• _Data lines_:

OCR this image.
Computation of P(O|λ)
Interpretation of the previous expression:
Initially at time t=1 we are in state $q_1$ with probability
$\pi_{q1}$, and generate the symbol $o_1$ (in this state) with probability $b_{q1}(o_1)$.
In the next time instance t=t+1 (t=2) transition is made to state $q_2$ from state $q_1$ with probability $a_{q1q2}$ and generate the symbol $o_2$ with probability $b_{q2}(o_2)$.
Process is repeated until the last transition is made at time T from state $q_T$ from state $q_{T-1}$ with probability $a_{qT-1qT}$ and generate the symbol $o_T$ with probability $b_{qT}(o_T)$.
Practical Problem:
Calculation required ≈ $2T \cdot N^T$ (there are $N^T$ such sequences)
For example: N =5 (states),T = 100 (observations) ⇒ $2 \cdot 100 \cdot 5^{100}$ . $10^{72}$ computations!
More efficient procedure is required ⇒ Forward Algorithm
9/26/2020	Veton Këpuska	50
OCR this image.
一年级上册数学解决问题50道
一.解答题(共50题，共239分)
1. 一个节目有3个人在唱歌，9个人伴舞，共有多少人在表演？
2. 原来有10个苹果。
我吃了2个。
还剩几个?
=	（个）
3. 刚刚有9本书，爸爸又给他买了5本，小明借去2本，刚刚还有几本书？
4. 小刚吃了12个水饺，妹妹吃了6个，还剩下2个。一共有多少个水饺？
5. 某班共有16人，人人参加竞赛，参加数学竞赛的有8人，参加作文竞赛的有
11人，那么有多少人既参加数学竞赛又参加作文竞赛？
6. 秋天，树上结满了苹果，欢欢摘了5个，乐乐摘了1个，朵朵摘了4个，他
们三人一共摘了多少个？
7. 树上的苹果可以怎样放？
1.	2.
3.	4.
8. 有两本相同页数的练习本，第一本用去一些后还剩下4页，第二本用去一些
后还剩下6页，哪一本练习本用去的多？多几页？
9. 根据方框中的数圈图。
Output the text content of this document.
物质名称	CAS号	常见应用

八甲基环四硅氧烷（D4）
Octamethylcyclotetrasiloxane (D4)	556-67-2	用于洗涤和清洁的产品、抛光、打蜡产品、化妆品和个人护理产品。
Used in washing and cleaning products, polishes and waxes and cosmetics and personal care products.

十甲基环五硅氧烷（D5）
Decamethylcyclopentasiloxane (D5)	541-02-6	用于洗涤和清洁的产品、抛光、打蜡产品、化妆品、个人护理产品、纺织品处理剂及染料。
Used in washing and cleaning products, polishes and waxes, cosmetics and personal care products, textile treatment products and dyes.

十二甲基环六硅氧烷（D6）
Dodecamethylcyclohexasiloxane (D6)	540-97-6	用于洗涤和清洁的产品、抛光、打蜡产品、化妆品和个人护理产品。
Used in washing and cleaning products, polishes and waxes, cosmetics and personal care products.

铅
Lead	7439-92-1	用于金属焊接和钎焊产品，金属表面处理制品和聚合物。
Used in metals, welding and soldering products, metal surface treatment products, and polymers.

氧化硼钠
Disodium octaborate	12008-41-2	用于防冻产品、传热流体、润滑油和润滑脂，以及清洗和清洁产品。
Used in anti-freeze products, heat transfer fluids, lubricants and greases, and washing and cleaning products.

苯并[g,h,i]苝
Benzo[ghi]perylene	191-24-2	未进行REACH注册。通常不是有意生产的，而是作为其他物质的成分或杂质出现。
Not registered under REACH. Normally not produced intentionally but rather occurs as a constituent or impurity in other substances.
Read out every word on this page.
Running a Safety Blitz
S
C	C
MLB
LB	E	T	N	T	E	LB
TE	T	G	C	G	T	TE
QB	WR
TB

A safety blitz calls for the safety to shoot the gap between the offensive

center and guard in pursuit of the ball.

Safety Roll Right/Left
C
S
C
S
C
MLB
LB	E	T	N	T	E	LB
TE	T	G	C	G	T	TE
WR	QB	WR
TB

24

• _Problem_:
From the listing above, return each line with the word "symbol".

• _Output_:
$\pi_{q1}$, and generate the symbol $o_1$ (in this state) with probability $b_{q1}(o_1)$.
In the next time instance t=t+1 (t=2) transition is made to state $q_2$ from state $q_1$ with probability $a_{q1q2}$ and generate the symbol $o_2$ with probability $b_{q2}(o_2)$.
Process is repeated until the last transition is made at time T from state $q_T$ from state $q_{T-1}$ with probability $a_{qT-1qT}$ and generate the symbol $o_T$ with probability $b_{qT}(o_T)$.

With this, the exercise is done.